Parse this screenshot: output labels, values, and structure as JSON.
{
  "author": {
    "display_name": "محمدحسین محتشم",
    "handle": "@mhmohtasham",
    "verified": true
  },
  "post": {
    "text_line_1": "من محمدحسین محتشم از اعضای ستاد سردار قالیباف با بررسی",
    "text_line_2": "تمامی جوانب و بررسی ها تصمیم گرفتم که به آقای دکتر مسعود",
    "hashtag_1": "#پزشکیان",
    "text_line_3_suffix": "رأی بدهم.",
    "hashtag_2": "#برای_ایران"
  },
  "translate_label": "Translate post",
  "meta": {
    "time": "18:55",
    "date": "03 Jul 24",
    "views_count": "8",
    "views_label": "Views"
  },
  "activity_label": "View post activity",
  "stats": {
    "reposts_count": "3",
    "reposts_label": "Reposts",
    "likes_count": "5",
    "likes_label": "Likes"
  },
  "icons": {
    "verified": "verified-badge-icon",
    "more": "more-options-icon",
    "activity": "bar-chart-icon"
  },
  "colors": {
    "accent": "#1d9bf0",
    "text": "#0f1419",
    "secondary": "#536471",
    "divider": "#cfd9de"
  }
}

* **PROBLEM REQUIREMENTS**: Extract the complete data, matching each line exactly.

* **RESPONSE TO THIS EXERCISE**:
Parse this screenshot: output labels, values, and structure as JSON.
{
  "author": {
    "display_name": "محمدحسین محتشم",
    "handle": "@mhmohtasham",
    "verified": true
  },
  "post": {
    "text_line_1": "من محمدحسین محتشم از اعضای ستاد سردار قالیباف با بررسی",
    "text_line_2": "تمامی جوانب و بررسی ها تصمیم گرفتم که به آقای دکتر مسعود",
    "hashtag_1": "#پزشکیان",
    "text_line_3_suffix": "رأی بدهم.",
    "hashtag_2": "#برای_ایران"
  },
  "translate_label": "Translate post",
  "meta": {
    "time": "18:55",
    "date": "03 Jul 24",
    "views_count": "8",
    "views_label": "Views"
  },
  "activity_label": "View post activity",
  "stats": {
    "reposts_count": "3",
    "reposts_label": "Reposts",
    "likes_count": "5",
    "likes_label": "Likes"
  },
  "icons": {
    "verified": "verified-badge-icon",
    "more": "more-options-icon",
    "activity": "bar-chart-icon"
  },
  "colors": {
    "accent": "#1d9bf0",
    "text": "#0f1419",
    "secondary": "#536471",
    "divider": "#cfd9de"
  }
}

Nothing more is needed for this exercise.